_EXERCISE DATA_
========

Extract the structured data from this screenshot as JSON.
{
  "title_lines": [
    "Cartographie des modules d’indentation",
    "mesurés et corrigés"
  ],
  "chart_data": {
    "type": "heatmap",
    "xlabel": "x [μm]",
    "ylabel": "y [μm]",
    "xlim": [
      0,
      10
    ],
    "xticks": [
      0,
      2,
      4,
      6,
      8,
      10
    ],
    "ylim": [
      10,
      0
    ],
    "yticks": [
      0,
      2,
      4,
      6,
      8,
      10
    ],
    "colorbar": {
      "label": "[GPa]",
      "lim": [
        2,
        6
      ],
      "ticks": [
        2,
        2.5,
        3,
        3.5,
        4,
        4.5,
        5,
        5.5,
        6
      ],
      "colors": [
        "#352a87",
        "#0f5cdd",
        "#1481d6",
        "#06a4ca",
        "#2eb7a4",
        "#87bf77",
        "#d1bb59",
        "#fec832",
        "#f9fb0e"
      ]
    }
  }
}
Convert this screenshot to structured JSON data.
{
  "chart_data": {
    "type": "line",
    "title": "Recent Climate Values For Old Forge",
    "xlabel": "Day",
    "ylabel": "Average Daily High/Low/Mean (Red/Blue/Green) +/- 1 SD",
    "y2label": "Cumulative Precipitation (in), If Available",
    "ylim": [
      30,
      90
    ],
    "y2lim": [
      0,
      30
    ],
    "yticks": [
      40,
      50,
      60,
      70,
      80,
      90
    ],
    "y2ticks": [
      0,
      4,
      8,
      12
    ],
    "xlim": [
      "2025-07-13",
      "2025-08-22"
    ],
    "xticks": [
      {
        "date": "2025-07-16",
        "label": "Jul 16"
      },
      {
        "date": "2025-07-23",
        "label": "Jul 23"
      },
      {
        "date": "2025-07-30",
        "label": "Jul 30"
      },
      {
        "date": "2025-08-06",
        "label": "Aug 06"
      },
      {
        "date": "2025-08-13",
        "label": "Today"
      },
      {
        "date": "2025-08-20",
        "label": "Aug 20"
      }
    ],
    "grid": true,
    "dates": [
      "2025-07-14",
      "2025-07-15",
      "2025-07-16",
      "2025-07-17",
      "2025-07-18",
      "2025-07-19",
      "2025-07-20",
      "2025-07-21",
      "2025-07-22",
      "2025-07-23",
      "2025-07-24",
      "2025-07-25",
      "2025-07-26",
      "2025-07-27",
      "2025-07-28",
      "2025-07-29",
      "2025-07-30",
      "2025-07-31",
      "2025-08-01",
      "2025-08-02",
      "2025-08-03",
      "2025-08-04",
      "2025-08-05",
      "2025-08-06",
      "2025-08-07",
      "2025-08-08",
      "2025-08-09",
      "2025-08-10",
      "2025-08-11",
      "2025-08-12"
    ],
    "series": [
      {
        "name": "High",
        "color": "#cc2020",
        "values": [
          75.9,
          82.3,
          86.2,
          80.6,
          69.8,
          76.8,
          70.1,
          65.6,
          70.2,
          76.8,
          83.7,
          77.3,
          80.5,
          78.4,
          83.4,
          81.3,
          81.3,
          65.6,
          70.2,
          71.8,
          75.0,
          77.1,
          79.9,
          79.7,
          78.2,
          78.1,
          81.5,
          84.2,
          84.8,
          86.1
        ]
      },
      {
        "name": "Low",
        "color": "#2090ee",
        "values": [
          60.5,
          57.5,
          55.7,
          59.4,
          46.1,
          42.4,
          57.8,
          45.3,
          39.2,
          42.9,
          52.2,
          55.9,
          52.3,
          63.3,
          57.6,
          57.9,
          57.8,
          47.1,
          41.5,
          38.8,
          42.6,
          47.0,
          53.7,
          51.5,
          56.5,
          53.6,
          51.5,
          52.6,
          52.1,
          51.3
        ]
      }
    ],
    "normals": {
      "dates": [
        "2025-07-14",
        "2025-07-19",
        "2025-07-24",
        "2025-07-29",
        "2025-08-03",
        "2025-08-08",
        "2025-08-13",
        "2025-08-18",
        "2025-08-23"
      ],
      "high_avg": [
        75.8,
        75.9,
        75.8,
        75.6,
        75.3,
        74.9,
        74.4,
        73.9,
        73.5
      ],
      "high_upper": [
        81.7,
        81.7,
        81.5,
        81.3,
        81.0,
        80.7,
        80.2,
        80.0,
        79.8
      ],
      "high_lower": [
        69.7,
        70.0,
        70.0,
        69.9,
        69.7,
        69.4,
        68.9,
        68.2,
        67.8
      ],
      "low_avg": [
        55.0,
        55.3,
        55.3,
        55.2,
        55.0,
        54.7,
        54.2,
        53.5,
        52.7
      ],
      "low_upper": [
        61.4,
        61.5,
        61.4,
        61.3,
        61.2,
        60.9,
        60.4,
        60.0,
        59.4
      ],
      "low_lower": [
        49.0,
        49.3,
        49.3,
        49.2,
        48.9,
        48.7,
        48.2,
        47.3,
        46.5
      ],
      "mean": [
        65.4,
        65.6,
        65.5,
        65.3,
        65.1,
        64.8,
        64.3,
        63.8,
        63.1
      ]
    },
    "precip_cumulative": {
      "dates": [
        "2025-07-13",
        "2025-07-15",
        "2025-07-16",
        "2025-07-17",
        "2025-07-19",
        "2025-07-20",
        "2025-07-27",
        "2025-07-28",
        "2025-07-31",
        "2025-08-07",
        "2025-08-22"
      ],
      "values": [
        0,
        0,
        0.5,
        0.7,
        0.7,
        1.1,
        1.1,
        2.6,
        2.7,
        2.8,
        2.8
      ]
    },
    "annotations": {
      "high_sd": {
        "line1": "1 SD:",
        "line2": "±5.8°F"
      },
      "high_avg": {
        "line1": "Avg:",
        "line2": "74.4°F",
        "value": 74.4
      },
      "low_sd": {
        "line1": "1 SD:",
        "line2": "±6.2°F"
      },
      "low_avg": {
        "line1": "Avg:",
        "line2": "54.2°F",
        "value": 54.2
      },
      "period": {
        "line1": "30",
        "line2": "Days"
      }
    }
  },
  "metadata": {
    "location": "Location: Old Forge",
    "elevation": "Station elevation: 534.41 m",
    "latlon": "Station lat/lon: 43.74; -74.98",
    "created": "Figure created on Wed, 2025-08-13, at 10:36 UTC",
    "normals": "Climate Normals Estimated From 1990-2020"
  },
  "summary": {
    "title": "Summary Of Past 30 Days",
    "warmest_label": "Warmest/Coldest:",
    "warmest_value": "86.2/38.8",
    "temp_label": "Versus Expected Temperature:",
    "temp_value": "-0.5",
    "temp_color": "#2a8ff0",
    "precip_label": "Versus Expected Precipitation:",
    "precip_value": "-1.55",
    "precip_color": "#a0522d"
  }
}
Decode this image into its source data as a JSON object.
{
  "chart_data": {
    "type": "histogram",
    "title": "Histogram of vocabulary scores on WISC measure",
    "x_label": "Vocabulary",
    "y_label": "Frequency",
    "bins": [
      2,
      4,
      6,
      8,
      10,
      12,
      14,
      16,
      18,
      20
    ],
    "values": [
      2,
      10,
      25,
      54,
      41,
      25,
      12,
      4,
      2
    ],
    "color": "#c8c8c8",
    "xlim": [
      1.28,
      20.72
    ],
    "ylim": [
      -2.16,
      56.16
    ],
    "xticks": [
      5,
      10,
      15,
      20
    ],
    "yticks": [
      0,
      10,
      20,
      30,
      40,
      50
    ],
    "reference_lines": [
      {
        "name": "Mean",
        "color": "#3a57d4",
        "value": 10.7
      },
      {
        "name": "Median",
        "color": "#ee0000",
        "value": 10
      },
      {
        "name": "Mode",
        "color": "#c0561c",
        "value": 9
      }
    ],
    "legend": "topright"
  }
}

========

_EXERCISE PROMPT_
Extract every line containing the string "name" from the data above.

_RESPONSE TO THE EXERCISE_
        "name": "High",
        "name": "Low",
        "name": "Mean",
        "name": "Median",
        "name": "Mode",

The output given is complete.